** begin **

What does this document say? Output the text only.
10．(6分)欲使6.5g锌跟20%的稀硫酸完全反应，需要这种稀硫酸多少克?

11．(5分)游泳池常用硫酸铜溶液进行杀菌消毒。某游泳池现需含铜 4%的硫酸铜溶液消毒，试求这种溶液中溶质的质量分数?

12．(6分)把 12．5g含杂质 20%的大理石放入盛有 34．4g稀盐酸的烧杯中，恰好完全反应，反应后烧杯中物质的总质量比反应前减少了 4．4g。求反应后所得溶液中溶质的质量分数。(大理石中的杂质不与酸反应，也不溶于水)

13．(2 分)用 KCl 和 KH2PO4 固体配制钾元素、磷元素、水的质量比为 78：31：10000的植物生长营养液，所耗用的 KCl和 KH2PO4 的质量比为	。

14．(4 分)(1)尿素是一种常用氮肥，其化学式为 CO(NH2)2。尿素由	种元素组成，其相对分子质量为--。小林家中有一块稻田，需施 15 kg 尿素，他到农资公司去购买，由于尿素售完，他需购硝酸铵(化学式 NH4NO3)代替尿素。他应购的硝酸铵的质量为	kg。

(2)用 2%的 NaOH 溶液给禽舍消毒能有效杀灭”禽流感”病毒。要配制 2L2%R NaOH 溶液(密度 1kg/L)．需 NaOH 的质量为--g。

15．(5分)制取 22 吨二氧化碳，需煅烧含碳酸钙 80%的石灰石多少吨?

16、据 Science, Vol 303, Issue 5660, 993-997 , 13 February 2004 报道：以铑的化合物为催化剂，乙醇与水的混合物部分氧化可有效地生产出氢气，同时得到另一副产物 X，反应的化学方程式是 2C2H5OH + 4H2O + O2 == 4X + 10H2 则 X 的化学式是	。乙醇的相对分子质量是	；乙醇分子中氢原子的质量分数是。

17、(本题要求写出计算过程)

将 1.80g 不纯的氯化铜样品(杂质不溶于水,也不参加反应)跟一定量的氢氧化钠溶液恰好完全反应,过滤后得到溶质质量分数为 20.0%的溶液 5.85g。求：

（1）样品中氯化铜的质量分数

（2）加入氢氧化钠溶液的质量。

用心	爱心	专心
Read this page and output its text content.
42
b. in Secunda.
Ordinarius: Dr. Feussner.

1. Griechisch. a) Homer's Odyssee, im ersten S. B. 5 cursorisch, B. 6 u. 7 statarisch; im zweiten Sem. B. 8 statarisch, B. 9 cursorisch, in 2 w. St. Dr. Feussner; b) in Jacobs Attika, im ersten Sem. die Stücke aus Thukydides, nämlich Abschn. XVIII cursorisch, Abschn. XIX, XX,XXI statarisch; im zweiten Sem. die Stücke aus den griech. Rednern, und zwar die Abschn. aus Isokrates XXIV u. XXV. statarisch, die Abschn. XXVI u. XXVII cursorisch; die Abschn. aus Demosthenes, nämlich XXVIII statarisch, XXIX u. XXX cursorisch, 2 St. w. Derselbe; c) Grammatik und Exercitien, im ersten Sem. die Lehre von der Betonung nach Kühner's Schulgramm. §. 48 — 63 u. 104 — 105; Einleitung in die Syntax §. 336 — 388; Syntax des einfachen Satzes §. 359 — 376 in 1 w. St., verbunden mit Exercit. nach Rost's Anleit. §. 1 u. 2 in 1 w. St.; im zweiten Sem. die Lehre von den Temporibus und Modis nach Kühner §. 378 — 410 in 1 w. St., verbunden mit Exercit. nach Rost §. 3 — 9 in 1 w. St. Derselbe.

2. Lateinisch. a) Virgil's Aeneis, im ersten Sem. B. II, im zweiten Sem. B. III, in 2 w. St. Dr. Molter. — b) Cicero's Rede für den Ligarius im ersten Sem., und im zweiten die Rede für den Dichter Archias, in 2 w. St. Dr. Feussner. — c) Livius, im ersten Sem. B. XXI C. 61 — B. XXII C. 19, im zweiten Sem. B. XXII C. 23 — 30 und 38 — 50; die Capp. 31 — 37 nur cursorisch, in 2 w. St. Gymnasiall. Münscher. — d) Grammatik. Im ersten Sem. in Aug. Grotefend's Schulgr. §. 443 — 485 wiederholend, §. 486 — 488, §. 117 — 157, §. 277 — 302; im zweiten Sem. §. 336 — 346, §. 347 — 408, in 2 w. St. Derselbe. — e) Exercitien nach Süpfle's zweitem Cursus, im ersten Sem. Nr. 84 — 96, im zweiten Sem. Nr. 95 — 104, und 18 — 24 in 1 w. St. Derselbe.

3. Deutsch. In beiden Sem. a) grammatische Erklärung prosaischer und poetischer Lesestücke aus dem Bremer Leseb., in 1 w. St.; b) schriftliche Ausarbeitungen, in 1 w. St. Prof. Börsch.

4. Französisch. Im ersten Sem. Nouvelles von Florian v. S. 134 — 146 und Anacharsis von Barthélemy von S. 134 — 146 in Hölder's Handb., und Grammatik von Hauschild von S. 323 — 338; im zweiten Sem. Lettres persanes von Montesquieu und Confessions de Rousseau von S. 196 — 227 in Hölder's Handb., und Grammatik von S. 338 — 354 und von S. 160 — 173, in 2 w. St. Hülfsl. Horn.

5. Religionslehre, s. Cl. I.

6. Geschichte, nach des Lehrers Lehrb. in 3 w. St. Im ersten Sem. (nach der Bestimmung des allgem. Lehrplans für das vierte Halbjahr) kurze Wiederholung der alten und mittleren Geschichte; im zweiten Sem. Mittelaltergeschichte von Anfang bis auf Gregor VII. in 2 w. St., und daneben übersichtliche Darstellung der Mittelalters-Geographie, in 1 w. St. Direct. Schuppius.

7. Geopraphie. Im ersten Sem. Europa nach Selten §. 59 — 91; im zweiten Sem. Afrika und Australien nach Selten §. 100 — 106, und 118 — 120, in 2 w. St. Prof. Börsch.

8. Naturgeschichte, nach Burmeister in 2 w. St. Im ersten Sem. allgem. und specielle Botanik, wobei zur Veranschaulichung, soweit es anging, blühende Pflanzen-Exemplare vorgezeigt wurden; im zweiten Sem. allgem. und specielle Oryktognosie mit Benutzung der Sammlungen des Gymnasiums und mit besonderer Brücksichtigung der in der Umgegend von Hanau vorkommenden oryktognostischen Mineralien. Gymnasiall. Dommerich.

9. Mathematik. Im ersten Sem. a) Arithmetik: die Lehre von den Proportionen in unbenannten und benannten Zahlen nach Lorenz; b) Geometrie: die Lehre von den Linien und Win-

** end **

EXERCISE BRIEF.
Print all the data exactly.

FINAL RESULT.
What does this document say? Output the text only.
10．(6分)欲使6.5g锌跟20%的稀硫酸完全反应，需要这种稀硫酸多少克?

11．(5分)游泳池常用硫酸铜溶液进行杀菌消毒。某游泳池现需含铜 4%的硫酸铜溶液消毒，试求这种溶液中溶质的质量分数?

12．(6分)把 12．5g含杂质 20%的大理石放入盛有 34．4g稀盐酸的烧杯中，恰好完全反应，反应后烧杯中物质的总质量比反应前减少了 4．4g。求反应后所得溶液中溶质的质量分数。(大理石中的杂质不与酸反应，也不溶于水)

13．(2 分)用 KCl 和 KH2PO4 固体配制钾元素、磷元素、水的质量比为 78：31：10000的植物生长营养液，所耗用的 KCl和 KH2PO4 的质量比为	。

14．(4 分)(1)尿素是一种常用氮肥，其化学式为 CO(NH2)2。尿素由	种元素组成，其相对分子质量为--。小林家中有一块稻田，需施 15 kg 尿素，他到农资公司去购买，由于尿素售完，他需购硝酸铵(化学式 NH4NO3)代替尿素。他应购的硝酸铵的质量为	kg。

(2)用 2%的 NaOH 溶液给禽舍消毒能有效杀灭”禽流感”病毒。要配制 2L2%R NaOH 溶液(密度 1kg/L)．需 NaOH 的质量为--g。

15．(5分)制取 22 吨二氧化碳，需煅烧含碳酸钙 80%的石灰石多少吨?

16、据 Science, Vol 303, Issue 5660, 993-997 , 13 February 2004 报道：以铑的化合物为催化剂，乙醇与水的混合物部分氧化可有效地生产出氢气，同时得到另一副产物 X，反应的化学方程式是 2C2H5OH + 4H2O + O2 == 4X + 10H2 则 X 的化学式是	。乙醇的相对分子质量是	；乙醇分子中氢原子的质量分数是。

17、(本题要求写出计算过程)

将 1.80g 不纯的氯化铜样品(杂质不溶于水,也不参加反应)跟一定量的氢氧化钠溶液恰好完全反应,过滤后得到溶质质量分数为 20.0%的溶液 5.85g。求：

（1）样品中氯化铜的质量分数

（2）加入氢氧化钠溶液的质量。

用心	爱心	专心
Read this page and output its text content.
42
b. in Secunda.
Ordinarius: Dr. Feussner.

1. Griechisch. a) Homer's Odyssee, im ersten S. B. 5 cursorisch, B. 6 u. 7 statarisch; im zweiten Sem. B. 8 statarisch, B. 9 cursorisch, in 2 w. St. Dr. Feussner; b) in Jacobs Attika, im ersten Sem. die Stücke aus Thukydides, nämlich Abschn. XVIII cursorisch, Abschn. XIX, XX,XXI statarisch; im zweiten Sem. die Stücke aus den griech. Rednern, und zwar die Abschn. aus Isokrates XXIV u. XXV. statarisch, die Abschn. XXVI u. XXVII cursorisch; die Abschn. aus Demosthenes, nämlich XXVIII statarisch, XXIX u. XXX cursorisch, 2 St. w. Derselbe; c) Grammatik und Exercitien, im ersten Sem. die Lehre von der Betonung nach Kühner's Schulgramm. §. 48 — 63 u. 104 — 105; Einleitung in die Syntax §. 336 — 388; Syntax des einfachen Satzes §. 359 — 376 in 1 w. St., verbunden mit Exercit. nach Rost's Anleit. §. 1 u. 2 in 1 w. St.; im zweiten Sem. die Lehre von den Temporibus und Modis nach Kühner §. 378 — 410 in 1 w. St., verbunden mit Exercit. nach Rost §. 3 — 9 in 1 w. St. Derselbe.

2. Lateinisch. a) Virgil's Aeneis, im ersten Sem. B. II, im zweiten Sem. B. III, in 2 w. St. Dr. Molter. — b) Cicero's Rede für den Ligarius im ersten Sem., und im zweiten die Rede für den Dichter Archias, in 2 w. St. Dr. Feussner. — c) Livius, im ersten Sem. B. XXI C. 61 — B. XXII C. 19, im zweiten Sem. B. XXII C. 23 — 30 und 38 — 50; die Capp. 31 — 37 nur cursorisch, in 2 w. St. Gymnasiall. Münscher. — d) Grammatik. Im ersten Sem. in Aug. Grotefend's Schulgr. §. 443 — 485 wiederholend, §. 486 — 488, §. 117 — 157, §. 277 — 302; im zweiten Sem. §. 336 — 346, §. 347 — 408, in 2 w. St. Derselbe. — e) Exercitien nach Süpfle's zweitem Cursus, im ersten Sem. Nr. 84 — 96, im zweiten Sem. Nr. 95 — 104, und 18 — 24 in 1 w. St. Derselbe.

3. Deutsch. In beiden Sem. a) grammatische Erklärung prosaischer und poetischer Lesestücke aus dem Bremer Leseb., in 1 w. St.; b) schriftliche Ausarbeitungen, in 1 w. St. Prof. Börsch.

4. Französisch. Im ersten Sem. Nouvelles von Florian v. S. 134 — 146 und Anacharsis von Barthélemy von S. 134 — 146 in Hölder's Handb., und Grammatik von Hauschild von S. 323 — 338; im zweiten Sem. Lettres persanes von Montesquieu und Confessions de Rousseau von S. 196 — 227 in Hölder's Handb., und Grammatik von S. 338 — 354 und von S. 160 — 173, in 2 w. St. Hülfsl. Horn.

5. Religionslehre, s. Cl. I.

6. Geschichte, nach des Lehrers Lehrb. in 3 w. St. Im ersten Sem. (nach der Bestimmung des allgem. Lehrplans für das vierte Halbjahr) kurze Wiederholung der alten und mittleren Geschichte; im zweiten Sem. Mittelaltergeschichte von Anfang bis auf Gregor VII. in 2 w. St., und daneben übersichtliche Darstellung der Mittelalters-Geographie, in 1 w. St. Direct. Schuppius.

7. Geopraphie. Im ersten Sem. Europa nach Selten §. 59 — 91; im zweiten Sem. Afrika und Australien nach Selten §. 100 — 106, und 118 — 120, in 2 w. St. Prof. Börsch.

8. Naturgeschichte, nach Burmeister in 2 w. St. Im ersten Sem. allgem. und specielle Botanik, wobei zur Veranschaulichung, soweit es anging, blühende Pflanzen-Exemplare vorgezeigt wurden; im zweiten Sem. allgem. und specielle Oryktognosie mit Benutzung der Sammlungen des Gymnasiums und mit besonderer Brücksichtigung der in der Umgegend von Hanau vorkommenden oryktognostischen Mineralien. Gymnasiall. Dommerich.

9. Mathematik. Im ersten Sem. a) Arithmetik: die Lehre von den Proportionen in unbenannten und benannten Zahlen nach Lorenz; b) Geometrie: die Lehre von den Linien und Win-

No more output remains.